__Set problem__:
Every line below that contains "name" is to be copied.
** begin Data rows **
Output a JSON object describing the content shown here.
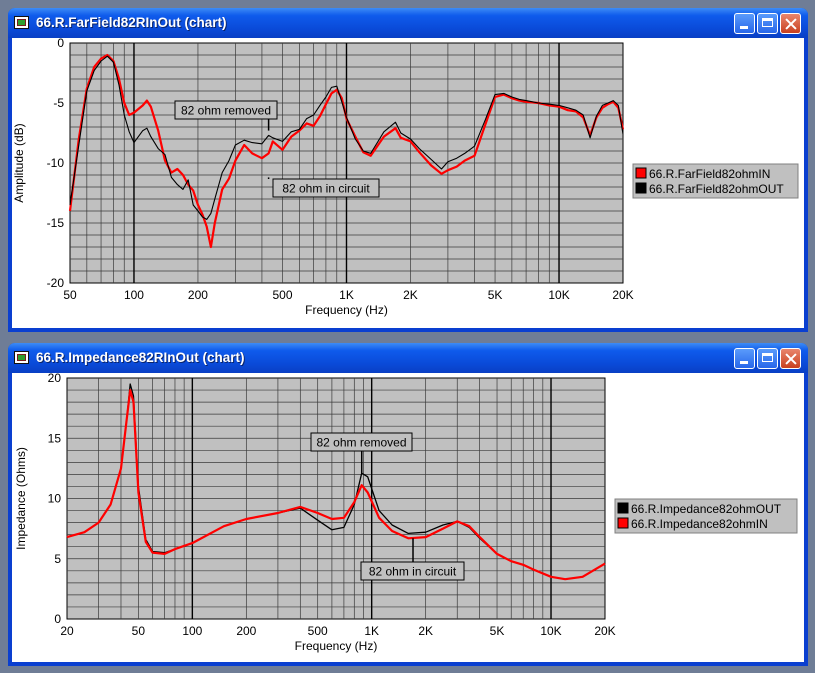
{
  "windows": [
    {
      "title": "66.R.FarField82RInOut (chart)"
    },
    {
      "title": "66.R.Impedance82RInOut (chart)"
    }
  ],
  "chart_data": [
    {
      "type": "line",
      "xlabel": "Frequency (Hz)",
      "ylabel": "Amplitude (dB)",
      "xscale": "log",
      "xlim": [
        50,
        20000
      ],
      "ylim": [
        -20,
        0
      ],
      "grid": true,
      "legend_position": "right",
      "x_tick_labels": [
        "50",
        "100",
        "200",
        "500",
        "1K",
        "2K",
        "5K",
        "10K",
        "20K"
      ],
      "y_tick_labels": [
        "0",
        "-5",
        "-10",
        "-15",
        "-20"
      ],
      "annotations": [
        {
          "text": "82 ohm removed",
          "x": 430,
          "y": -7.3
        },
        {
          "text": "82 ohm in circuit",
          "x": 430,
          "y": -11.2
        }
      ],
      "series": [
        {
          "name": "66.R.FarField82ohmIN",
          "color": "#ff0000",
          "x": [
            50,
            55,
            60,
            65,
            70,
            75,
            80,
            85,
            90,
            95,
            100,
            110,
            115,
            120,
            130,
            140,
            150,
            160,
            170,
            180,
            190,
            200,
            210,
            220,
            230,
            240,
            260,
            280,
            300,
            330,
            360,
            400,
            430,
            450,
            500,
            550,
            600,
            650,
            700,
            750,
            800,
            850,
            900,
            950,
            1000,
            1100,
            1200,
            1300,
            1500,
            1700,
            1800,
            2000,
            2200,
            2500,
            2800,
            3000,
            3300,
            3600,
            4000,
            4500,
            5000,
            5500,
            6000,
            6500,
            7000,
            8000,
            9000,
            10000,
            11000,
            12000,
            13000,
            14000,
            15000,
            16000,
            17000,
            18000,
            19000,
            20000
          ],
          "y": [
            -14,
            -8,
            -3.8,
            -2,
            -1.3,
            -1,
            -1.5,
            -3,
            -5,
            -6,
            -5.8,
            -5.2,
            -4.8,
            -5.3,
            -7.3,
            -9.8,
            -10.8,
            -10.5,
            -11,
            -11.8,
            -12.3,
            -13.5,
            -14.3,
            -15.3,
            -17,
            -15,
            -12.2,
            -11.3,
            -9.8,
            -8.5,
            -9.2,
            -9.6,
            -9.2,
            -8.2,
            -8.9,
            -7.8,
            -7.3,
            -6.7,
            -6.9,
            -6.1,
            -5.1,
            -4.2,
            -3.9,
            -4.6,
            -6.3,
            -7.8,
            -9.1,
            -9.4,
            -7.8,
            -7.1,
            -7.9,
            -8.2,
            -9.1,
            -10.2,
            -10.9,
            -10.6,
            -10.3,
            -9.8,
            -9.4,
            -6.8,
            -4.5,
            -4.3,
            -4.6,
            -4.8,
            -4.9,
            -5,
            -5.2,
            -5.3,
            -5.6,
            -5.7,
            -6.2,
            -7.7,
            -6.2,
            -5.4,
            -5.1,
            -4.9,
            -5.4,
            -7.2
          ]
        },
        {
          "name": "66.R.FarField82ohmOUT",
          "color": "#000000",
          "x": [
            50,
            55,
            60,
            65,
            70,
            75,
            80,
            85,
            90,
            95,
            100,
            110,
            115,
            120,
            130,
            140,
            150,
            160,
            170,
            180,
            190,
            200,
            210,
            220,
            230,
            240,
            260,
            280,
            300,
            330,
            360,
            400,
            430,
            450,
            500,
            550,
            600,
            650,
            700,
            750,
            800,
            850,
            900,
            950,
            1000,
            1100,
            1200,
            1300,
            1500,
            1700,
            1800,
            2000,
            2200,
            2500,
            2800,
            3000,
            3300,
            3600,
            4000,
            4500,
            5000,
            5500,
            6000,
            6500,
            7000,
            8000,
            9000,
            10000,
            11000,
            12000,
            13000,
            14000,
            15000,
            16000,
            17000,
            18000,
            19000,
            20000
          ],
          "y": [
            -13.5,
            -8.5,
            -4,
            -2.3,
            -1.5,
            -1.1,
            -1.6,
            -3.5,
            -6,
            -7.4,
            -8.3,
            -7.3,
            -7.1,
            -7.8,
            -8.8,
            -9.3,
            -11.2,
            -11.8,
            -12.2,
            -11.4,
            -13.5,
            -14,
            -14.5,
            -14.7,
            -14.2,
            -13,
            -10.8,
            -9.8,
            -8.5,
            -8.1,
            -8.3,
            -8.4,
            -7.7,
            -7.9,
            -8.2,
            -7.4,
            -7.2,
            -6.3,
            -6.0,
            -5.2,
            -4.5,
            -3.7,
            -3.6,
            -4.9,
            -6.2,
            -8.0,
            -9.0,
            -9.2,
            -7.4,
            -6.6,
            -7.5,
            -8.0,
            -8.8,
            -9.7,
            -10.5,
            -9.9,
            -9.6,
            -9.2,
            -8.6,
            -6.4,
            -4.3,
            -4.2,
            -4.5,
            -4.7,
            -4.8,
            -5,
            -5.1,
            -5.2,
            -5.4,
            -5.6,
            -6,
            -7.9,
            -6.1,
            -5.2,
            -5,
            -4.8,
            -5.2,
            -7.6
          ]
        }
      ]
    },
    {
      "type": "line",
      "xlabel": "Frequency (Hz)",
      "ylabel": "Impedance (Ohms)",
      "xscale": "log",
      "xlim": [
        20,
        20000
      ],
      "ylim": [
        0,
        20
      ],
      "grid": true,
      "legend_position": "right",
      "x_tick_labels": [
        "20",
        "50",
        "100",
        "200",
        "500",
        "1K",
        "2K",
        "5K",
        "10K",
        "20K"
      ],
      "y_tick_labels": [
        "20",
        "15",
        "10",
        "5",
        "0"
      ],
      "annotations": [
        {
          "text": "82 ohm removed",
          "x": 880,
          "y": 12.1
        },
        {
          "text": "82 ohm in circuit",
          "x": 1700,
          "y": 6.7
        }
      ],
      "series": [
        {
          "name": "66.R.Impedance82ohmOUT",
          "color": "#000000",
          "x": [
            20,
            25,
            30,
            35,
            40,
            43,
            45,
            47,
            50,
            55,
            60,
            70,
            80,
            100,
            150,
            200,
            300,
            400,
            500,
            600,
            700,
            800,
            880,
            950,
            1100,
            1300,
            1600,
            2000,
            2500,
            3000,
            3500,
            4000,
            5000,
            6000,
            7000,
            8000,
            10000,
            12000,
            15000,
            20000
          ],
          "y": [
            6.8,
            7.2,
            8,
            9.5,
            12.5,
            16.5,
            19.5,
            18.5,
            11,
            6.6,
            5.6,
            5.5,
            5.8,
            6.3,
            7.7,
            8.3,
            8.8,
            9.2,
            8.2,
            7.4,
            7.6,
            9.5,
            12.1,
            11.8,
            9,
            7.8,
            7.1,
            7.2,
            7.8,
            8.1,
            7.6,
            6.7,
            5.4,
            4.8,
            4.5,
            4.1,
            3.5,
            3.3,
            3.5,
            4.6
          ]
        },
        {
          "name": "66.R.Impedance82ohmIN",
          "color": "#ff0000",
          "x": [
            20,
            25,
            30,
            35,
            40,
            43,
            45,
            47,
            50,
            55,
            60,
            70,
            80,
            100,
            150,
            200,
            300,
            400,
            500,
            600,
            700,
            800,
            880,
            950,
            1100,
            1300,
            1600,
            2000,
            2500,
            3000,
            3500,
            4000,
            5000,
            6000,
            7000,
            8000,
            10000,
            12000,
            15000,
            20000
          ],
          "y": [
            6.8,
            7.2,
            8,
            9.5,
            12.5,
            16.5,
            19,
            18,
            10.5,
            6.4,
            5.5,
            5.4,
            5.8,
            6.3,
            7.7,
            8.3,
            8.8,
            9.3,
            8.8,
            8.3,
            8.4,
            9.7,
            11.1,
            10.5,
            8.4,
            7.3,
            6.7,
            6.8,
            7.5,
            8.1,
            7.7,
            6.8,
            5.4,
            4.8,
            4.5,
            4.1,
            3.5,
            3.3,
            3.5,
            4.6
          ]
        }
      ]
    }
  ]
}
** end Data rows **
__Written solution__:
          "name": "66.R.FarField82ohmIN",
          "name": "66.R.FarField82ohmOUT",
          "name": "66.R.Impedance82ohmOUT",
          "name": "66.R.Impedance82ohmIN",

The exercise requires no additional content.